▸ **OBJECTIVE**
Transcribe every line of the records below without changing anything, but leave the pictures out of your answer.

Collected data entries:
[start]

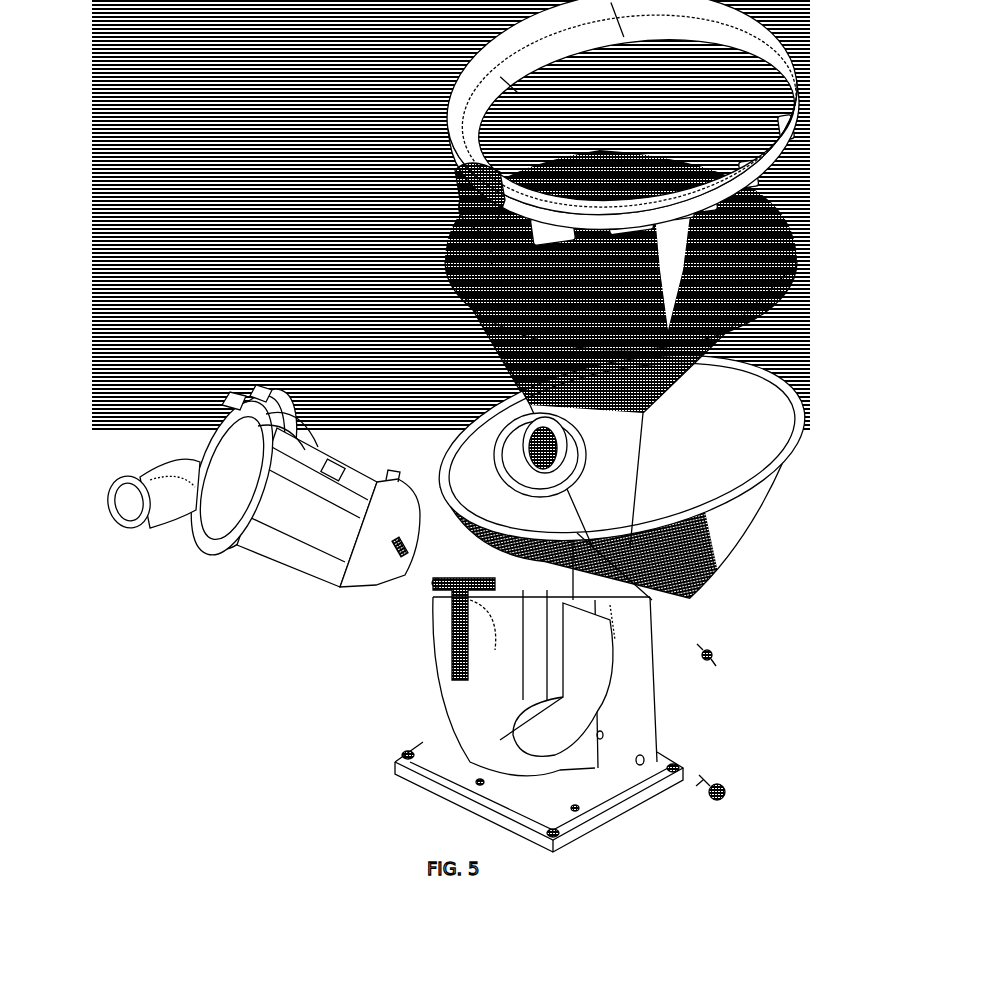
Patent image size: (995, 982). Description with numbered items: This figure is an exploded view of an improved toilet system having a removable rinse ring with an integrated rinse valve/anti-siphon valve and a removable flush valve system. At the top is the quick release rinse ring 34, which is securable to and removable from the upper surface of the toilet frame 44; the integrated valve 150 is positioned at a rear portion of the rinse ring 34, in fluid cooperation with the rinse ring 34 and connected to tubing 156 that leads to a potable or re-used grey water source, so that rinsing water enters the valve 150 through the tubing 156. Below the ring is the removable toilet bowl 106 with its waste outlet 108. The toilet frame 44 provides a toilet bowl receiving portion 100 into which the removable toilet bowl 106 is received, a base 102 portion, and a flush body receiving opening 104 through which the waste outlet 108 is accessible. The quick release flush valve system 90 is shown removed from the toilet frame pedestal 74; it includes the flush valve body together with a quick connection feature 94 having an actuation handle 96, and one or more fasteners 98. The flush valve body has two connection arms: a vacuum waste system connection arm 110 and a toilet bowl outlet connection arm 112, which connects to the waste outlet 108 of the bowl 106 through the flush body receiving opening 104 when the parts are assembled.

The quick release rinse ring 34 is at (762, 66).
The integrated valve 150 is at (398, 151).
The removable toilet bowl 106 is at (717, 284).
The toilet bowl receiving portion 100 is at (688, 430).
The actuation handle 96 is at (510, 423).
The waste outlet 108 is at (548, 449).
The quick connection feature 94 is at (577, 422).
The toilet frame 44 is at (714, 535).
The quick release flush valve system 90 is at (116, 441).
The vacuum waste system connection arm 110 is at (180, 495).
The toilet bowl outlet connection arm 112 is at (285, 547).
The tubing 156 is at (457, 622).
The flush body receiving opening 104 is at (512, 697).
The toilet frame pedestal 74 is at (630, 741).
The base 102 is at (538, 800).
The fasteners 98 is at (723, 778).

[end]

▸ **RESPONSE FOR THIS EXERCISE**
Patent image size: (995, 982). Description with numbered items: This figure is an exploded view of an improved toilet system having a removable rinse ring with an integrated rinse valve/anti-siphon valve and a removable flush valve system. At the top is the quick release rinse ring 34, which is securable to and removable from the upper surface of the toilet frame 44; the integrated valve 150 is positioned at a rear portion of the rinse ring 34, in fluid cooperation with the rinse ring 34 and connected to tubing 156 that leads to a potable or re-used grey water source, so that rinsing water enters the valve 150 through the tubing 156. Below the ring is the removable toilet bowl 106 with its waste outlet 108. The toilet frame 44 provides a toilet bowl receiving portion 100 into which the removable toilet bowl 106 is received, a base 102 portion, and a flush body receiving opening 104 through which the waste outlet 108 is accessible. The quick release flush valve system 90 is shown removed from the toilet frame pedestal 74; it includes the flush valve body together with a quick connection feature 94 having an actuation handle 96, and one or more fasteners 98. The flush valve body has two connection arms: a vacuum waste system connection arm 110 and a toilet bowl outlet connection arm 112, which connects to the waste outlet 108 of the bowl 106 through the flush body receiving opening 104 when the parts are assembled.

The quick release rinse ring 34 is at (762, 66).
The integrated valve 150 is at (398, 151).
The removable toilet bowl 106 is at (717, 284).
The toilet bowl receiving portion 100 is at (688, 430).
The actuation handle 96 is at (510, 423).
The waste outlet 108 is at (548, 449).
The quick connection feature 94 is at (577, 422).
The toilet frame 44 is at (714, 535).
The quick release flush valve system 90 is at (116, 441).
The vacuum waste system connection arm 110 is at (180, 495).
The toilet bowl outlet connection arm 112 is at (285, 547).
The tubing 156 is at (457, 622).
The flush body receiving opening 104 is at (512, 697).
The toilet frame pedestal 74 is at (630, 741).
The base 102 is at (538, 800).
The fasteners 98 is at (723, 778).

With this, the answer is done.